Provide an exact reproduction of every entry.

— Start Provided material —

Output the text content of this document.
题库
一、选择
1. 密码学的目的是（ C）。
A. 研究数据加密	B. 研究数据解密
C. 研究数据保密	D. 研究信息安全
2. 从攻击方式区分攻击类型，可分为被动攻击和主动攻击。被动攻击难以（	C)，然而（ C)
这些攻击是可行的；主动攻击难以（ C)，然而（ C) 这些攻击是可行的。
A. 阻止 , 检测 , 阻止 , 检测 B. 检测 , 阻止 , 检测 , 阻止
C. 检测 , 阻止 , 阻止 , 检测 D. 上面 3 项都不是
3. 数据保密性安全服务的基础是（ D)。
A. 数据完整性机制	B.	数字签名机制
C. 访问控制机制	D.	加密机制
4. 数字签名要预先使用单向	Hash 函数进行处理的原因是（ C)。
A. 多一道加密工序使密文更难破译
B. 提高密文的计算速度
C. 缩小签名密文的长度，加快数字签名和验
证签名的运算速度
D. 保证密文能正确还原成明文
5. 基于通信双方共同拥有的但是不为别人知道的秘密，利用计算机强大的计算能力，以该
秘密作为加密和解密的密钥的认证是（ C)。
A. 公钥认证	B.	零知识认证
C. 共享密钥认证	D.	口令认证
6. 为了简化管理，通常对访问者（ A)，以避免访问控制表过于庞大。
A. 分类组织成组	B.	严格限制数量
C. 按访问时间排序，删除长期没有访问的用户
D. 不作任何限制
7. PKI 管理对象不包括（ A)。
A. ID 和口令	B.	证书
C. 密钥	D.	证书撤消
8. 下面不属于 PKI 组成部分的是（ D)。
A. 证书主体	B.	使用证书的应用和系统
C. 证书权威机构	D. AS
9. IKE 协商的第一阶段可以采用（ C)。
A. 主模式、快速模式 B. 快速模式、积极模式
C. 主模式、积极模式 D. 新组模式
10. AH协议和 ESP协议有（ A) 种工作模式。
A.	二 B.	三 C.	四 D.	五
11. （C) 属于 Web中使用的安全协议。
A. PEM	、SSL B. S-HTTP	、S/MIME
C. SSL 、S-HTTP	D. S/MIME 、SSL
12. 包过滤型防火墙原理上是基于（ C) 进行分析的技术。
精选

— End Provided material —

§ **The reply**:
Output the text content of this document.
题库
一、选择
1. 密码学的目的是（ C）。
A. 研究数据加密	B. 研究数据解密
C. 研究数据保密	D. 研究信息安全
2. 从攻击方式区分攻击类型，可分为被动攻击和主动攻击。被动攻击难以（	C)，然而（ C)
这些攻击是可行的；主动攻击难以（ C)，然而（ C) 这些攻击是可行的。
A. 阻止 , 检测 , 阻止 , 检测 B. 检测 , 阻止 , 检测 , 阻止
C. 检测 , 阻止 , 阻止 , 检测 D. 上面 3 项都不是
3. 数据保密性安全服务的基础是（ D)。
A. 数据完整性机制	B.	数字签名机制
C. 访问控制机制	D.	加密机制
4. 数字签名要预先使用单向	Hash 函数进行处理的原因是（ C)。
A. 多一道加密工序使密文更难破译
B. 提高密文的计算速度
C. 缩小签名密文的长度，加快数字签名和验
证签名的运算速度
D. 保证密文能正确还原成明文
5. 基于通信双方共同拥有的但是不为别人知道的秘密，利用计算机强大的计算能力，以该
秘密作为加密和解密的密钥的认证是（ C)。
A. 公钥认证	B.	零知识认证
C. 共享密钥认证	D.	口令认证
6. 为了简化管理，通常对访问者（ A)，以避免访问控制表过于庞大。
A. 分类组织成组	B.	严格限制数量
C. 按访问时间排序，删除长期没有访问的用户
D. 不作任何限制
7. PKI 管理对象不包括（ A)。
A. ID 和口令	B.	证书
C. 密钥	D.	证书撤消
8. 下面不属于 PKI 组成部分的是（ D)。
A. 证书主体	B.	使用证书的应用和系统
C. 证书权威机构	D. AS
9. IKE 协商的第一阶段可以采用（ C)。
A. 主模式、快速模式 B. 快速模式、积极模式
C. 主模式、积极模式 D. 新组模式
10. AH协议和 ESP协议有（ A) 种工作模式。
A.	二 B.	三 C.	四 D.	五
11. （C) 属于 Web中使用的安全协议。
A. PEM	、SSL B. S-HTTP	、S/MIME
C. SSL 、S-HTTP	D. S/MIME 、SSL
12. 包过滤型防火墙原理上是基于（ C) 进行分析的技术。
精选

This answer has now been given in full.